• Information given:
──────
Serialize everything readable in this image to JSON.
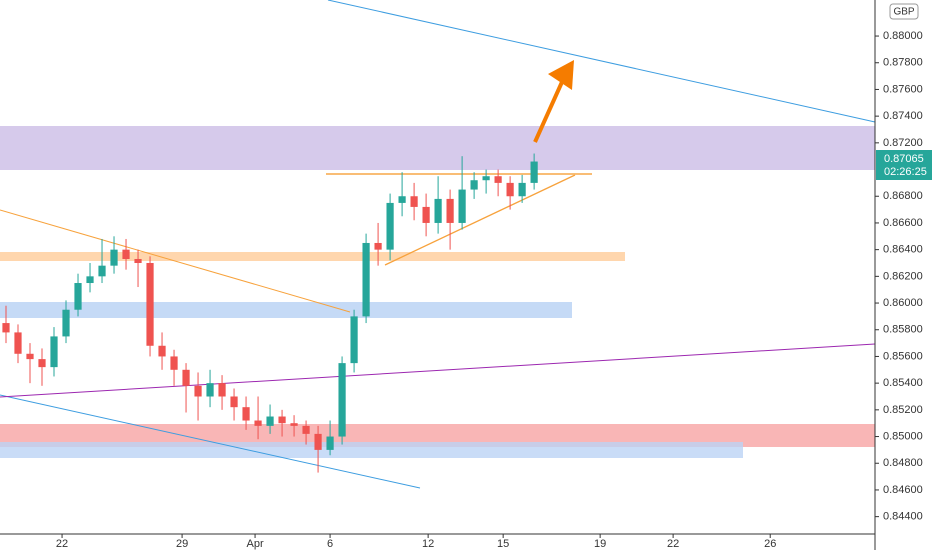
{
  "chart_data": {
    "type": "candlestick",
    "currency": "GBP",
    "last_price_label": "0.87065",
    "countdown": "02:26:25",
    "open": [
      0.8585,
      0.8578,
      0.8562,
      0.8558,
      0.8552,
      0.8575,
      0.8595,
      0.8615,
      0.862,
      0.8628,
      0.864,
      0.8633,
      0.863,
      0.8568,
      0.856,
      0.855,
      0.8538,
      0.853,
      0.854,
      0.853,
      0.8522,
      0.8512,
      0.8508,
      0.8515,
      0.851,
      0.8508,
      0.8502,
      0.849,
      0.85,
      0.8555,
      0.859,
      0.8645,
      0.864,
      0.8675,
      0.868,
      0.8672,
      0.866,
      0.8678,
      0.866,
      0.8685,
      0.8692,
      0.8695,
      0.869,
      0.868,
      0.869
    ],
    "high": [
      0.8598,
      0.8584,
      0.857,
      0.8566,
      0.8582,
      0.8602,
      0.8622,
      0.863,
      0.8648,
      0.865,
      0.8648,
      0.864,
      0.8635,
      0.8578,
      0.8565,
      0.8555,
      0.8548,
      0.855,
      0.8546,
      0.8536,
      0.853,
      0.853,
      0.8524,
      0.852,
      0.8516,
      0.8512,
      0.8508,
      0.8512,
      0.856,
      0.8595,
      0.8652,
      0.866,
      0.8682,
      0.8698,
      0.869,
      0.8682,
      0.8695,
      0.8685,
      0.871,
      0.8698,
      0.87,
      0.87,
      0.8695,
      0.8696,
      0.8712
    ],
    "low": [
      0.857,
      0.8555,
      0.854,
      0.8538,
      0.8545,
      0.857,
      0.859,
      0.8608,
      0.8615,
      0.8622,
      0.8625,
      0.8612,
      0.856,
      0.855,
      0.8538,
      0.8518,
      0.8512,
      0.8522,
      0.852,
      0.8512,
      0.8505,
      0.8498,
      0.8502,
      0.85,
      0.85,
      0.8494,
      0.8473,
      0.8486,
      0.8494,
      0.8548,
      0.8585,
      0.8628,
      0.8632,
      0.8665,
      0.8662,
      0.865,
      0.8652,
      0.864,
      0.8655,
      0.8678,
      0.8682,
      0.868,
      0.867,
      0.8675,
      0.8685
    ],
    "close": [
      0.8578,
      0.8562,
      0.8558,
      0.8552,
      0.8575,
      0.8595,
      0.8615,
      0.862,
      0.8628,
      0.864,
      0.8633,
      0.863,
      0.8568,
      0.856,
      0.855,
      0.8538,
      0.853,
      0.854,
      0.853,
      0.8522,
      0.8512,
      0.8508,
      0.8515,
      0.851,
      0.8508,
      0.8502,
      0.849,
      0.85,
      0.8555,
      0.859,
      0.8645,
      0.864,
      0.8675,
      0.868,
      0.8672,
      0.866,
      0.8678,
      0.866,
      0.8685,
      0.8692,
      0.8695,
      0.869,
      0.868,
      0.869,
      0.8706
    ],
    "up_color": "#26a69a",
    "down_color": "#ef5350",
    "xlim": [
      -0.5,
      72.4
    ],
    "xticks": [
      {
        "value": 4.67,
        "label": "22"
      },
      {
        "value": 14.67,
        "label": "29"
      },
      {
        "value": 20.75,
        "label": "Apr"
      },
      {
        "value": 27,
        "label": "6"
      },
      {
        "value": 35.17,
        "label": "12"
      },
      {
        "value": 41.42,
        "label": "15"
      },
      {
        "value": 49.5,
        "label": "19"
      },
      {
        "value": 55.58,
        "label": "22"
      },
      {
        "value": 63.67,
        "label": "26"
      }
    ],
    "ylim": [
      0.8427,
      0.8827
    ],
    "yticks": [
      {
        "value": 0.844,
        "label": "0.84400"
      },
      {
        "value": 0.846,
        "label": "0.84600"
      },
      {
        "value": 0.848,
        "label": "0.84800"
      },
      {
        "value": 0.85,
        "label": "0.85000"
      },
      {
        "value": 0.852,
        "label": "0.85200"
      },
      {
        "value": 0.854,
        "label": "0.85400"
      },
      {
        "value": 0.856,
        "label": "0.85600"
      },
      {
        "value": 0.858,
        "label": "0.85800"
      },
      {
        "value": 0.86,
        "label": "0.86000"
      },
      {
        "value": 0.862,
        "label": "0.86200"
      },
      {
        "value": 0.864,
        "label": "0.86400"
      },
      {
        "value": 0.866,
        "label": "0.86600"
      },
      {
        "value": 0.868,
        "label": "0.86800"
      },
      {
        "value": 0.872,
        "label": "0.87200"
      },
      {
        "value": 0.874,
        "label": "0.87400"
      },
      {
        "value": 0.876,
        "label": "0.87600"
      },
      {
        "value": 0.878,
        "label": "0.87800"
      },
      {
        "value": 0.88,
        "label": "0.88000"
      }
    ]
  }
}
──────
• Your goal:
Output the data above without changes, apart from leaving out the pictures.

• Exercise solution:
Serialize everything readable in this image to JSON.
{
  "chart_data": {
    "type": "candlestick",
    "currency": "GBP",
    "last_price_label": "0.87065",
    "countdown": "02:26:25",
    "open": [
      0.8585,
      0.8578,
      0.8562,
      0.8558,
      0.8552,
      0.8575,
      0.8595,
      0.8615,
      0.862,
      0.8628,
      0.864,
      0.8633,
      0.863,
      0.8568,
      0.856,
      0.855,
      0.8538,
      0.853,
      0.854,
      0.853,
      0.8522,
      0.8512,
      0.8508,
      0.8515,
      0.851,
      0.8508,
      0.8502,
      0.849,
      0.85,
      0.8555,
      0.859,
      0.8645,
      0.864,
      0.8675,
      0.868,
      0.8672,
      0.866,
      0.8678,
      0.866,
      0.8685,
      0.8692,
      0.8695,
      0.869,
      0.868,
      0.869
    ],
    "high": [
      0.8598,
      0.8584,
      0.857,
      0.8566,
      0.8582,
      0.8602,
      0.8622,
      0.863,
      0.8648,
      0.865,
      0.8648,
      0.864,
      0.8635,
      0.8578,
      0.8565,
      0.8555,
      0.8548,
      0.855,
      0.8546,
      0.8536,
      0.853,
      0.853,
      0.8524,
      0.852,
      0.8516,
      0.8512,
      0.8508,
      0.8512,
      0.856,
      0.8595,
      0.8652,
      0.866,
      0.8682,
      0.8698,
      0.869,
      0.8682,
      0.8695,
      0.8685,
      0.871,
      0.8698,
      0.87,
      0.87,
      0.8695,
      0.8696,
      0.8712
    ],
    "low": [
      0.857,
      0.8555,
      0.854,
      0.8538,
      0.8545,
      0.857,
      0.859,
      0.8608,
      0.8615,
      0.8622,
      0.8625,
      0.8612,
      0.856,
      0.855,
      0.8538,
      0.8518,
      0.8512,
      0.8522,
      0.852,
      0.8512,
      0.8505,
      0.8498,
      0.8502,
      0.85,
      0.85,
      0.8494,
      0.8473,
      0.8486,
      0.8494,
      0.8548,
      0.8585,
      0.8628,
      0.8632,
      0.8665,
      0.8662,
      0.865,
      0.8652,
      0.864,
      0.8655,
      0.8678,
      0.8682,
      0.868,
      0.867,
      0.8675,
      0.8685
    ],
    "close": [
      0.8578,
      0.8562,
      0.8558,
      0.8552,
      0.8575,
      0.8595,
      0.8615,
      0.862,
      0.8628,
      0.864,
      0.8633,
      0.863,
      0.8568,
      0.856,
      0.855,
      0.8538,
      0.853,
      0.854,
      0.853,
      0.8522,
      0.8512,
      0.8508,
      0.8515,
      0.851,
      0.8508,
      0.8502,
      0.849,
      0.85,
      0.8555,
      0.859,
      0.8645,
      0.864,
      0.8675,
      0.868,
      0.8672,
      0.866,
      0.8678,
      0.866,
      0.8685,
      0.8692,
      0.8695,
      0.869,
      0.868,
      0.869,
      0.8706
    ],
    "up_color": "#26a69a",
    "down_color": "#ef5350",
    "xlim": [
      -0.5,
      72.4
    ],
    "xticks": [
      {
        "value": 4.67,
        "label": "22"
      },
      {
        "value": 14.67,
        "label": "29"
      },
      {
        "value": 20.75,
        "label": "Apr"
      },
      {
        "value": 27,
        "label": "6"
      },
      {
        "value": 35.17,
        "label": "12"
      },
      {
        "value": 41.42,
        "label": "15"
      },
      {
        "value": 49.5,
        "label": "19"
      },
      {
        "value": 55.58,
        "label": "22"
      },
      {
        "value": 63.67,
        "label": "26"
      }
    ],
    "ylim": [
      0.8427,
      0.8827
    ],
    "yticks": [
      {
        "value": 0.844,
        "label": "0.84400"
      },
      {
        "value": 0.846,
        "label": "0.84600"
      },
      {
        "value": 0.848,
        "label": "0.84800"
      },
      {
        "value": 0.85,
        "label": "0.85000"
      },
      {
        "value": 0.852,
        "label": "0.85200"
      },
      {
        "value": 0.854,
        "label": "0.85400"
      },
      {
        "value": 0.856,
        "label": "0.85600"
      },
      {
        "value": 0.858,
        "label": "0.85800"
      },
      {
        "value": 0.86,
        "label": "0.86000"
      },
      {
        "value": 0.862,
        "label": "0.86200"
      },
      {
        "value": 0.864,
        "label": "0.86400"
      },
      {
        "value": 0.866,
        "label": "0.86600"
      },
      {
        "value": 0.868,
        "label": "0.86800"
      },
      {
        "value": 0.872,
        "label": "0.87200"
      },
      {
        "value": 0.874,
        "label": "0.87400"
      },
      {
        "value": 0.876,
        "label": "0.87600"
      },
      {
        "value": 0.878,
        "label": "0.87800"
      },
      {
        "value": 0.88,
        "label": "0.88000"
      }
    ]
  }
}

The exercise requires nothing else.